What's needed: every entry, printed exactly, minus the images.
+++
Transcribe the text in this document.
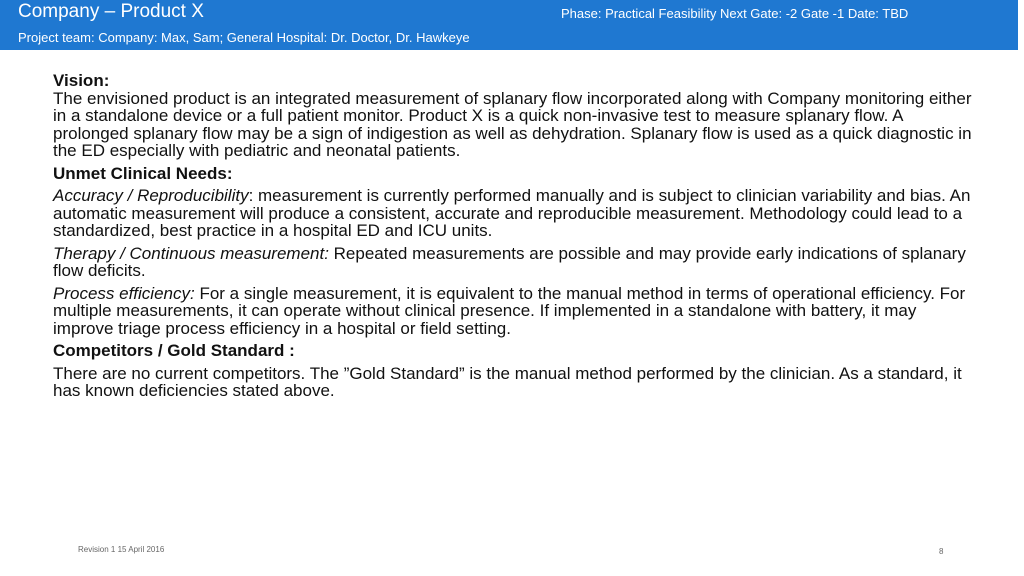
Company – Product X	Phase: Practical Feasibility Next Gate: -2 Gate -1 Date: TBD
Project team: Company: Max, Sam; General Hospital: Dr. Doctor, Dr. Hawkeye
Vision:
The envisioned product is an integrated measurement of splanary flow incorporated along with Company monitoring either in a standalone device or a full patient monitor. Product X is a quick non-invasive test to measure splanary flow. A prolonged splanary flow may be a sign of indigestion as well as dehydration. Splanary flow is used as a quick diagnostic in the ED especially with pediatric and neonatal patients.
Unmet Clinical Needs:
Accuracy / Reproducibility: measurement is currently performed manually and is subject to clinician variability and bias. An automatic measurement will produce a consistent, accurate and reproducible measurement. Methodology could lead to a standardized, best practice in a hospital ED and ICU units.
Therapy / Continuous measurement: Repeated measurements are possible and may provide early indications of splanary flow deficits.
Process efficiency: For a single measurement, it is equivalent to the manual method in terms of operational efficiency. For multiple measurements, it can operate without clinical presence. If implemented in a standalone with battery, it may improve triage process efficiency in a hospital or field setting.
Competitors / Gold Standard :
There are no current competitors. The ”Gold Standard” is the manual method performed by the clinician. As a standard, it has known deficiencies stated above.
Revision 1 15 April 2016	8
+++
* **Task solution**
Transcribe the text in this document.
Company – Product X	Phase: Practical Feasibility Next Gate: -2 Gate -1 Date: TBD
Project team: Company: Max, Sam; General Hospital: Dr. Doctor, Dr. Hawkeye
Vision:
The envisioned product is an integrated measurement of splanary flow incorporated along with Company monitoring either in a standalone device or a full patient monitor. Product X is a quick non-invasive test to measure splanary flow. A prolonged splanary flow may be a sign of indigestion as well as dehydration. Splanary flow is used as a quick diagnostic in the ED especially with pediatric and neonatal patients.
Unmet Clinical Needs:
Accuracy / Reproducibility: measurement is currently performed manually and is subject to clinician variability and bias. An automatic measurement will produce a consistent, accurate and reproducible measurement. Methodology could lead to a standardized, best practice in a hospital ED and ICU units.
Therapy / Continuous measurement: Repeated measurements are possible and may provide early indications of splanary flow deficits.
Process efficiency: For a single measurement, it is equivalent to the manual method in terms of operational efficiency. For multiple measurements, it can operate without clinical presence. If implemented in a standalone with battery, it may improve triage process efficiency in a hospital or field setting.
Competitors / Gold Standard :
There are no current competitors. The ”Gold Standard” is the manual method performed by the clinician. As a standard, it has known deficiencies stated above.
Revision 1 15 April 2016	8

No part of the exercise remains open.